Transcribe all the entries word for word, but omit the images.
----- Records supplied -----
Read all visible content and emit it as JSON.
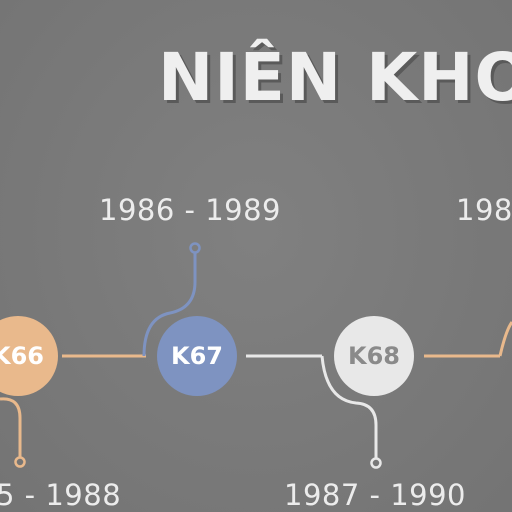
{
  "title": "NIÊN KHO",
  "colors": {
    "background": "#7b7b7b",
    "orange": "#e9b98c",
    "blue": "#7e93c1",
    "white": "#e8e8e8"
  },
  "timeline": {
    "nodes": [
      {
        "label": "K66",
        "color": "orange"
      },
      {
        "label": "K67",
        "color": "blue"
      },
      {
        "label": "K68",
        "color": "white"
      }
    ],
    "years_top": [
      "1986 - 1989",
      "198"
    ],
    "years_bottom": [
      "5 - 1988",
      "1987 - 1990"
    ]
  }
}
-----
> Task answer
Read all visible content and emit it as JSON.
{
  "title": "NIÊN KHO",
  "colors": {
    "background": "#7b7b7b",
    "orange": "#e9b98c",
    "blue": "#7e93c1",
    "white": "#e8e8e8"
  },
  "timeline": {
    "nodes": [
      {
        "label": "K66",
        "color": "orange"
      },
      {
        "label": "K67",
        "color": "blue"
      },
      {
        "label": "K68",
        "color": "white"
      }
    ],
    "years_top": [
      "1986 - 1989",
      "198"
    ],
    "years_bottom": [
      "5 - 1988",
      "1987 - 1990"
    ]
  }
}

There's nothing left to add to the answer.